Stored items:
--- start ---
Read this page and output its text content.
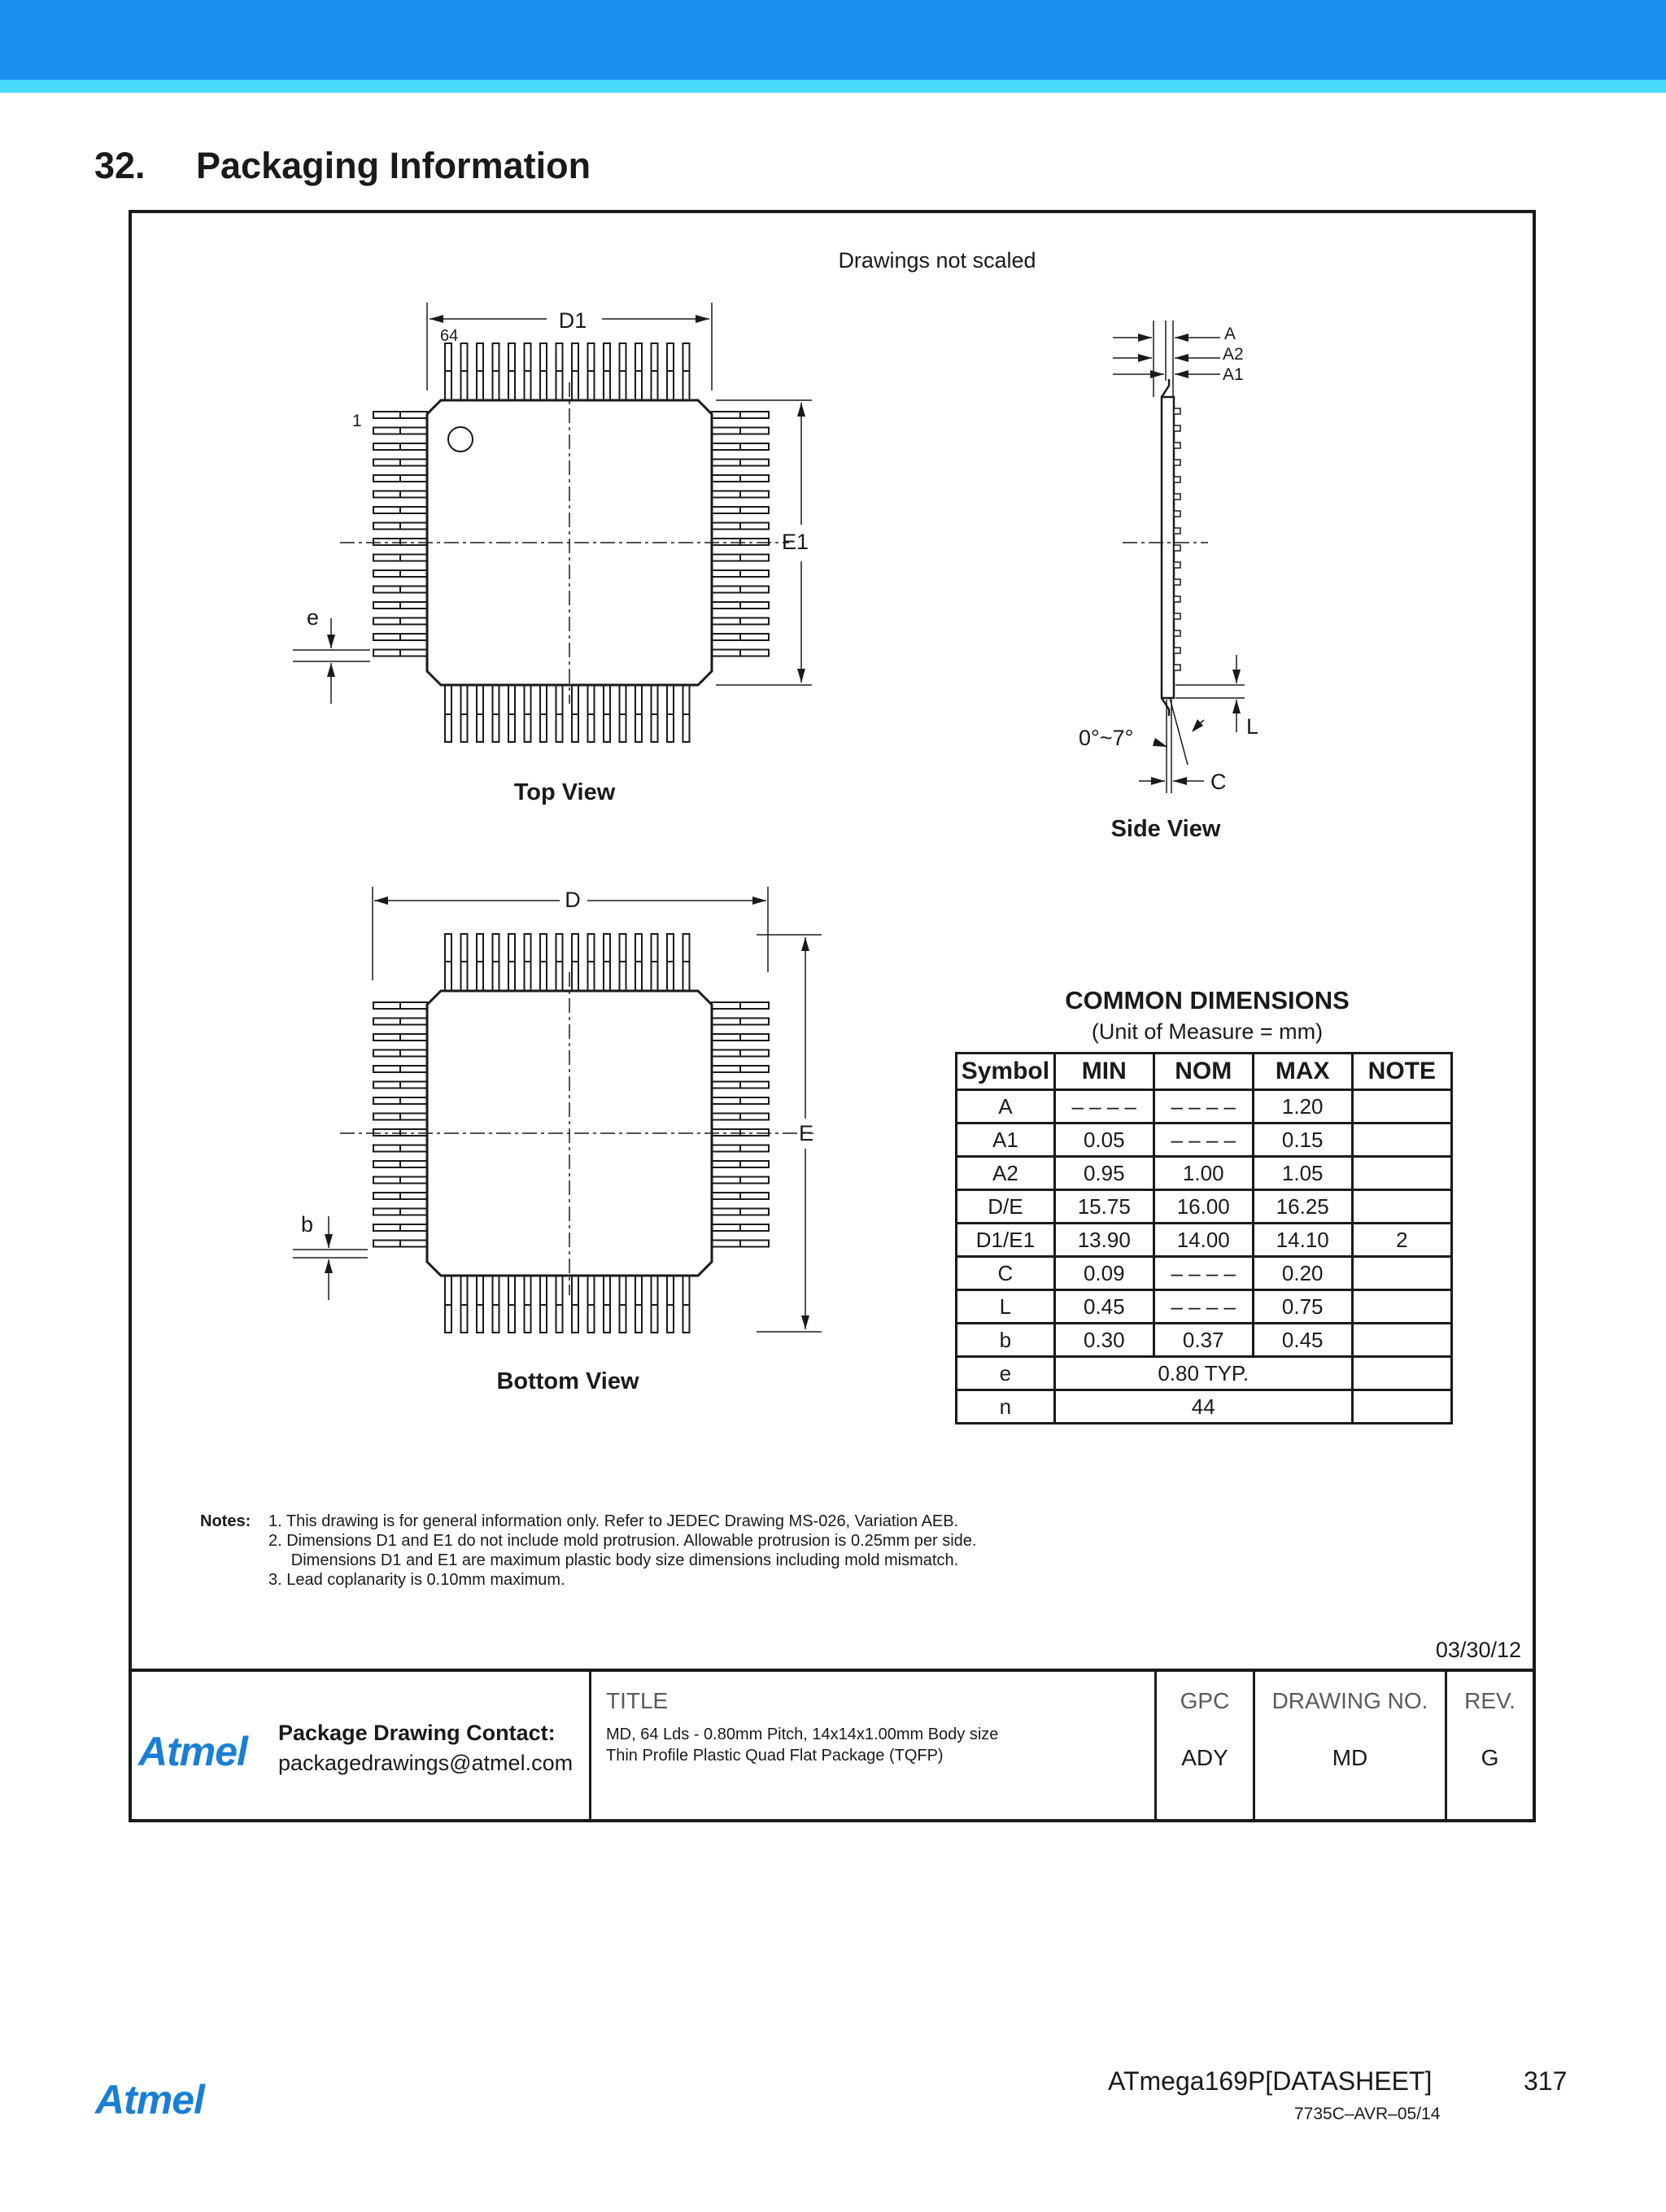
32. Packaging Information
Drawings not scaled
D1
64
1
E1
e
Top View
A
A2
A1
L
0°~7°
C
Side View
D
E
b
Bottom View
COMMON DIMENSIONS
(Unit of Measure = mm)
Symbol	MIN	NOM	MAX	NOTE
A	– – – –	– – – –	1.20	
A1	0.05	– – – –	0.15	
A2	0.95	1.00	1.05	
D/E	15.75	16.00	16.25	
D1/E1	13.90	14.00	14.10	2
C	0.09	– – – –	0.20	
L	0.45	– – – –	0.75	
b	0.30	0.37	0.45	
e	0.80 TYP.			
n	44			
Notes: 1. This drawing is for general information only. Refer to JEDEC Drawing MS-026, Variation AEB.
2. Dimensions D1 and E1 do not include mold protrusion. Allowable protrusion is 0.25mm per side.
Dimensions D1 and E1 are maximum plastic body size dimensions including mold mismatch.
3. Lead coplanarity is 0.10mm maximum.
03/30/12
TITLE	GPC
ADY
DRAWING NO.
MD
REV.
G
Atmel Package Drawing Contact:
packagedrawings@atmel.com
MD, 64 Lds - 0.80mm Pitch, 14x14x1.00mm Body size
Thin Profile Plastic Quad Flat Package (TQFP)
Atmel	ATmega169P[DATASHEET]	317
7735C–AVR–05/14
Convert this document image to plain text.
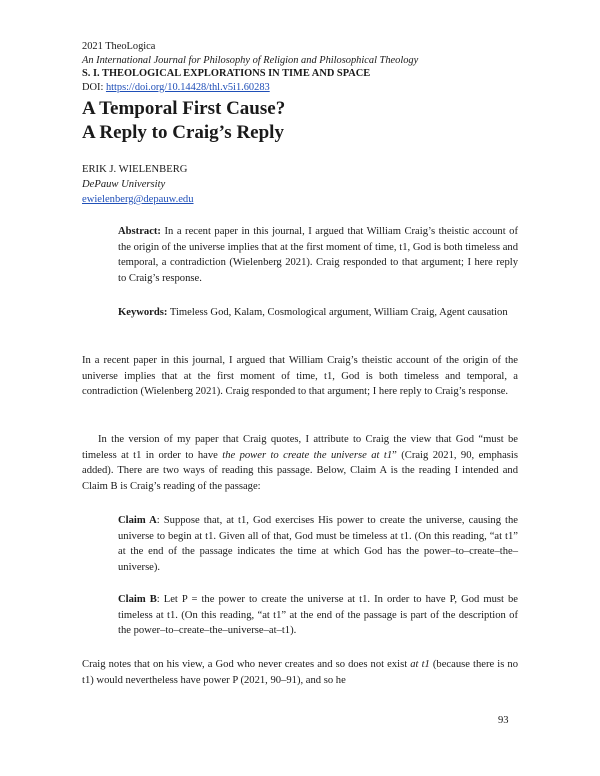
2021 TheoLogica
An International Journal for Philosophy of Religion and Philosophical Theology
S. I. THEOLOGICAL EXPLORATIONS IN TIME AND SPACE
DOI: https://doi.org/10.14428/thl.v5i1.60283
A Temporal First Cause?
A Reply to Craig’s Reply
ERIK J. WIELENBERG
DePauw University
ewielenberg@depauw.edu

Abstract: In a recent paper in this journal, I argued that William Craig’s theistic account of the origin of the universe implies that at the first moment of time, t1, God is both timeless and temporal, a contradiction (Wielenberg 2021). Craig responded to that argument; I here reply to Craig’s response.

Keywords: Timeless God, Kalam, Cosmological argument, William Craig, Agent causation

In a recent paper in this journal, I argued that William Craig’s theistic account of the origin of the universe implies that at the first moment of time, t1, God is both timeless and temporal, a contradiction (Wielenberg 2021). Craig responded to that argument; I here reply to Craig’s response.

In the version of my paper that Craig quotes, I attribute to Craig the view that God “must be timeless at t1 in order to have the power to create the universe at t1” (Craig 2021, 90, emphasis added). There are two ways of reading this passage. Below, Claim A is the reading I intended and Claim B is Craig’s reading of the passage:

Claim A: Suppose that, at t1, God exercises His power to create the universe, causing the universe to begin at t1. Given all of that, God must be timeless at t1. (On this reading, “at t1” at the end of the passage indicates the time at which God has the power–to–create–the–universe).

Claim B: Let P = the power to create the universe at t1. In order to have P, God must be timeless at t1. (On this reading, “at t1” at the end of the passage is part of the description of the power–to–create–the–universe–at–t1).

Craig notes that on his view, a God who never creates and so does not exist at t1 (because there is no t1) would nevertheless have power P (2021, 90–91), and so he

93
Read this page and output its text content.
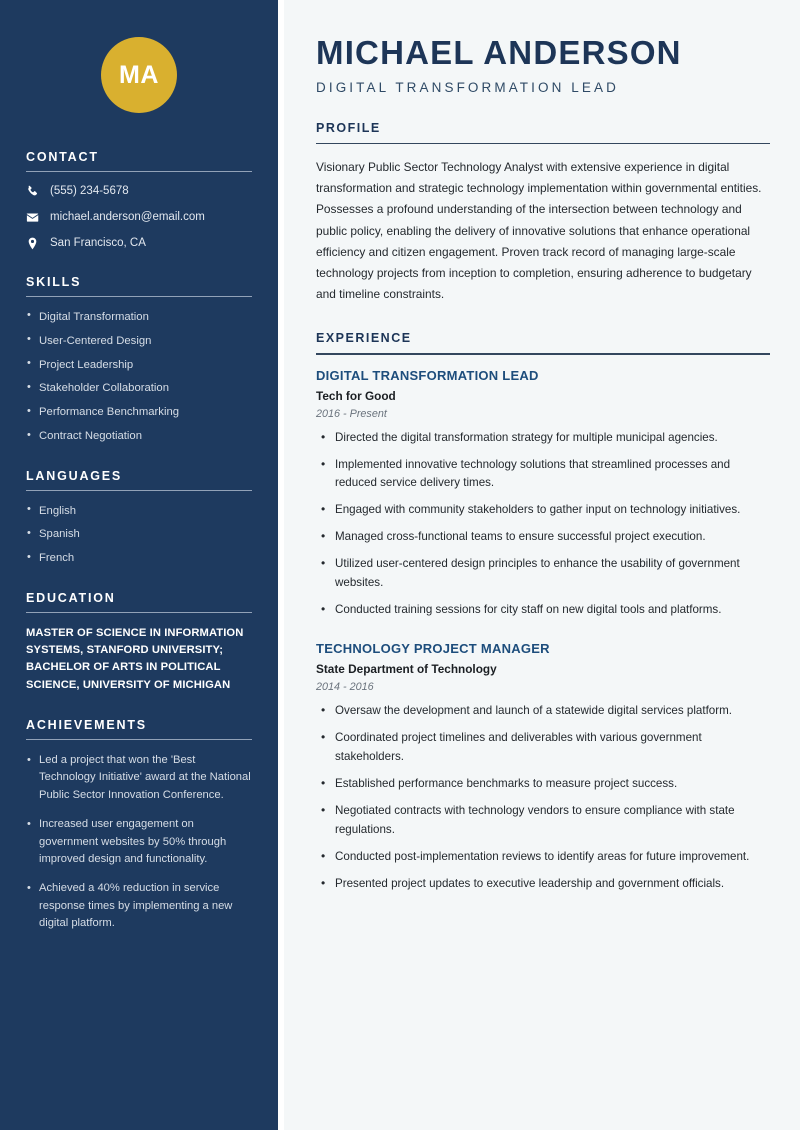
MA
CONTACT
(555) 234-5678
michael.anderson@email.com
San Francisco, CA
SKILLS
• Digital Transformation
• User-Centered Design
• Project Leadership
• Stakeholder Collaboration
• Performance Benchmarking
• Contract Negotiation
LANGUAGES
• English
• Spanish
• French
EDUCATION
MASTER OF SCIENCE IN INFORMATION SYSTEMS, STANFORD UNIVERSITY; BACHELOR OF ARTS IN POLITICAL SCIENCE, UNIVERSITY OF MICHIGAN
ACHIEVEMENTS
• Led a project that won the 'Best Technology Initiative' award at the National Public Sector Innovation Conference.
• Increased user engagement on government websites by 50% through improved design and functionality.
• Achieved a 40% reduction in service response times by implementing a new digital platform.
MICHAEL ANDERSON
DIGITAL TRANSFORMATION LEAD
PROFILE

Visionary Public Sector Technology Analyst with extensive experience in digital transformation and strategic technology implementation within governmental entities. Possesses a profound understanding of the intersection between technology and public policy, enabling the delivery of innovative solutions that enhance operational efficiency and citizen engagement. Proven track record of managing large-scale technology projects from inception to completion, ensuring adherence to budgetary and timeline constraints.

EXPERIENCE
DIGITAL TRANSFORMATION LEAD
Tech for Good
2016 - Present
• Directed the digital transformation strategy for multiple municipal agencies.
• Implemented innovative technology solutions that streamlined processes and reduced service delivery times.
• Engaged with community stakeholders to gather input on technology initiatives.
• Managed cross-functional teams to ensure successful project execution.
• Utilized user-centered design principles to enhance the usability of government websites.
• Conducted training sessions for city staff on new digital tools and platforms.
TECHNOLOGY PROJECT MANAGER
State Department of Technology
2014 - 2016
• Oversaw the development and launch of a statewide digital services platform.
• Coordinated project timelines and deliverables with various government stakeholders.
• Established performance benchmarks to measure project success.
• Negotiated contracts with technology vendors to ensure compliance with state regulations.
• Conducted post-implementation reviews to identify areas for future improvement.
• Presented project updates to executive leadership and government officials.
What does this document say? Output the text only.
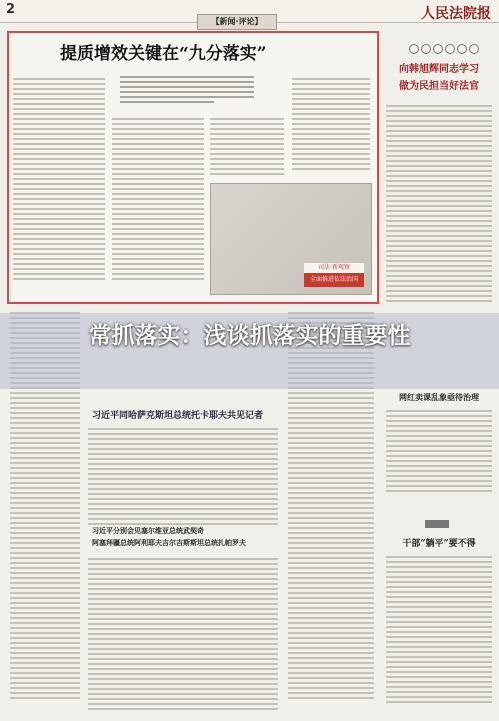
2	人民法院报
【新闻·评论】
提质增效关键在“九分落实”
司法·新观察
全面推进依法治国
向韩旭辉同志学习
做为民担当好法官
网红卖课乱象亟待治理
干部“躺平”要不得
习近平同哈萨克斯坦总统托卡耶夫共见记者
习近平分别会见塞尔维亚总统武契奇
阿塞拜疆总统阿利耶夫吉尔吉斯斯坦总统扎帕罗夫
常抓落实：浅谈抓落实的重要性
--- end ---
EXERCISE:
Write out word for word every line from the line with "What does this" through the final line of the records, both included, skipping the pictures.

ANSWER TO THE TASK:
What does this document say? Output the text only.
2	人民法院报
【新闻·评论】
提质增效关键在“九分落实”
司法·新观察
全面推进依法治国
向韩旭辉同志学习
做为民担当好法官
网红卖课乱象亟待治理
干部“躺平”要不得
习近平同哈萨克斯坦总统托卡耶夫共见记者
习近平分别会见塞尔维亚总统武契奇
阿塞拜疆总统阿利耶夫吉尔吉斯斯坦总统扎帕罗夫
常抓落实：浅谈抓落实的重要性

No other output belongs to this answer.